◆ **Do this**
Copy out every line containing the word "sector".

Recorded data:
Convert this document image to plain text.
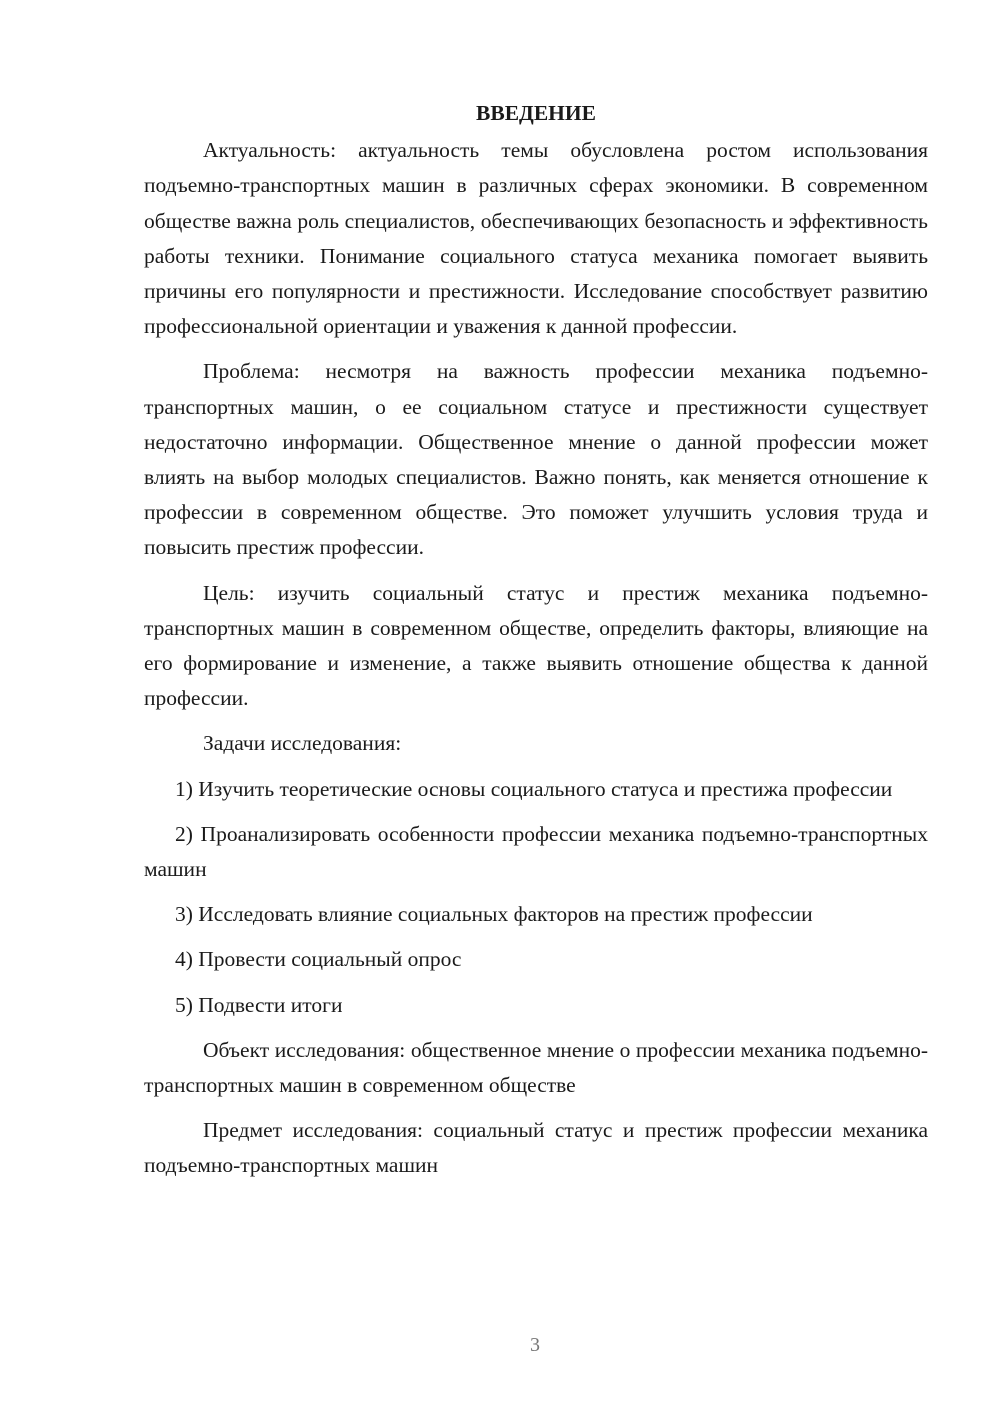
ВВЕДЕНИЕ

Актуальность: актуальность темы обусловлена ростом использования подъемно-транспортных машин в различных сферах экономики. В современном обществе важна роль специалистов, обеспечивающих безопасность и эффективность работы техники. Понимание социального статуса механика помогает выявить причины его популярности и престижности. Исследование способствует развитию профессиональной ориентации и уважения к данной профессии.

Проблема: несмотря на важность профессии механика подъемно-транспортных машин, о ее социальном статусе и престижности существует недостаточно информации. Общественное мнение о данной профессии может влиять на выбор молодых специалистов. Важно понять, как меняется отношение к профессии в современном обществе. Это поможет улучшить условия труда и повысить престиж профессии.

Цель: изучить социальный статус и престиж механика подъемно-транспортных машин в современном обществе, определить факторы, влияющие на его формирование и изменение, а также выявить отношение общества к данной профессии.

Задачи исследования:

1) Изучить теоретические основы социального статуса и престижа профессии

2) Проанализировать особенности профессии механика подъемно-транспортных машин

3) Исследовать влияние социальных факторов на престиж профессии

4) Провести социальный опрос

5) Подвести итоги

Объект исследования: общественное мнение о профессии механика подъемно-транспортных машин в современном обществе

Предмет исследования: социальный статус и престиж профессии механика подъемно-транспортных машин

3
--
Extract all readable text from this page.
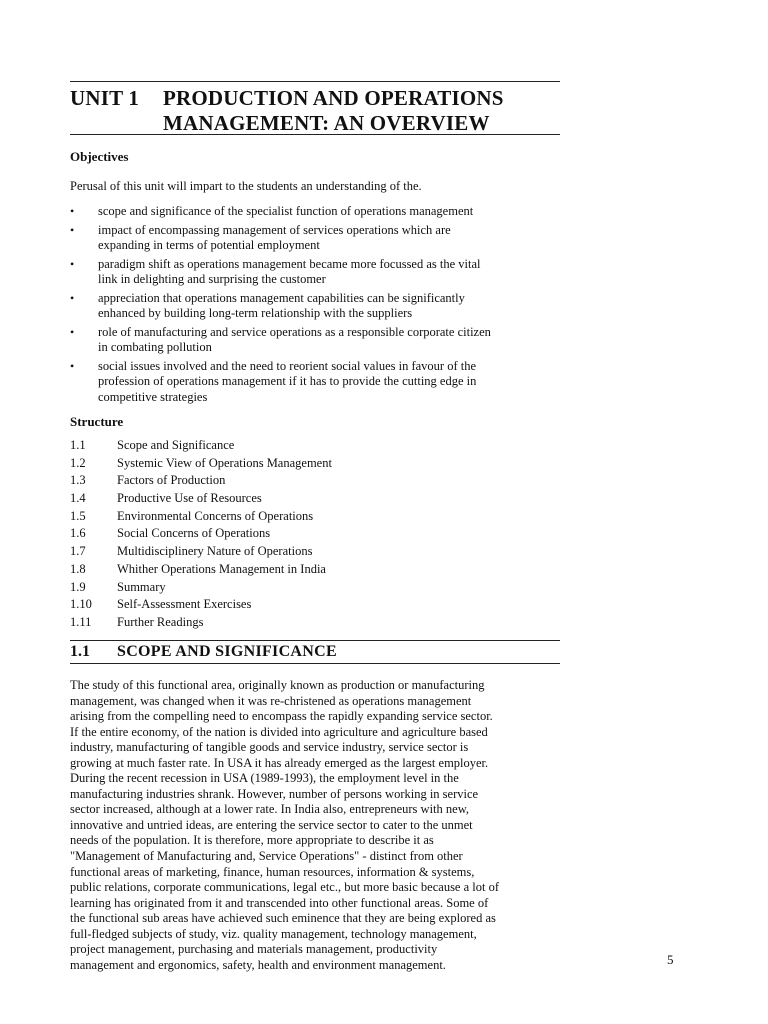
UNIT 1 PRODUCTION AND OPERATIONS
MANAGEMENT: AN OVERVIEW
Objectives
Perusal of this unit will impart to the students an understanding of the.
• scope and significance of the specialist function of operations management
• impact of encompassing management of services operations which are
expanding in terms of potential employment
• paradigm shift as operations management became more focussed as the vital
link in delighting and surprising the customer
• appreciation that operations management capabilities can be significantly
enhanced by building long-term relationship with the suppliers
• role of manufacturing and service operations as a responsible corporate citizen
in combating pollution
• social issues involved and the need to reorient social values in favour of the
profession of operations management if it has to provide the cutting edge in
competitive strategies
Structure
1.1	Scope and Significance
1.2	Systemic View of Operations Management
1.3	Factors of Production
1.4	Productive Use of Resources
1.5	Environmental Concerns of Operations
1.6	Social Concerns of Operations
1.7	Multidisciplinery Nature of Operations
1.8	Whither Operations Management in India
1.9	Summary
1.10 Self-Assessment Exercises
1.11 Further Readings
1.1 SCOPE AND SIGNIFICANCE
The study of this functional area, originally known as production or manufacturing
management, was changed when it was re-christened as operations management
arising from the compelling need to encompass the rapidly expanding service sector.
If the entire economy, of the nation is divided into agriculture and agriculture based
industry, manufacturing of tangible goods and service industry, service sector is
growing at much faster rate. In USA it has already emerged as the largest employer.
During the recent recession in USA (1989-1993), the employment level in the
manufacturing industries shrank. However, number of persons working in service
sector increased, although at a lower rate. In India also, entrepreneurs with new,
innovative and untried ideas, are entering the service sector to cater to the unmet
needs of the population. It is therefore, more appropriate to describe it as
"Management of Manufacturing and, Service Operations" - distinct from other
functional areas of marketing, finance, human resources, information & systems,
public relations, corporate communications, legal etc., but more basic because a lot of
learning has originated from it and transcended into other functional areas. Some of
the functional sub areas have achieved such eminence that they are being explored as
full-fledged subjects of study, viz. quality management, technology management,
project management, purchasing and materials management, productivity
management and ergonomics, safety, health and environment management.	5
...
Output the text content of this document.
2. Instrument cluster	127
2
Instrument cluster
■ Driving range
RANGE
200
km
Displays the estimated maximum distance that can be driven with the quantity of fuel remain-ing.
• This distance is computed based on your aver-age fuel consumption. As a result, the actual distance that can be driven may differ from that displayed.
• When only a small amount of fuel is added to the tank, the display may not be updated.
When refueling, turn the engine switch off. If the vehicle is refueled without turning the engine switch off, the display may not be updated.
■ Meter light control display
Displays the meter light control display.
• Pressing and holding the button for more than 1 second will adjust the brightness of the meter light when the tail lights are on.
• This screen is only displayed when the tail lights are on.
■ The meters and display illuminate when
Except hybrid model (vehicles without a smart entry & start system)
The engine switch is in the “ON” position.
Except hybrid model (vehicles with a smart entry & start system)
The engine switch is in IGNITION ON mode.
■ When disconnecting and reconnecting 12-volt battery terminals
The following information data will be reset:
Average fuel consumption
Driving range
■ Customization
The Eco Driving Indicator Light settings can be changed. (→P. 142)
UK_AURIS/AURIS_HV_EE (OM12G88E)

◆ **Answer below**
arising from the compelling need to encompass the rapidly expanding service sector.
industry, manufacturing of tangible goods and service industry, service sector is
sector increased, although at a lower rate. In India also, entrepreneurs with new,
innovative and untried ideas, are entering the service sector to cater to the unmet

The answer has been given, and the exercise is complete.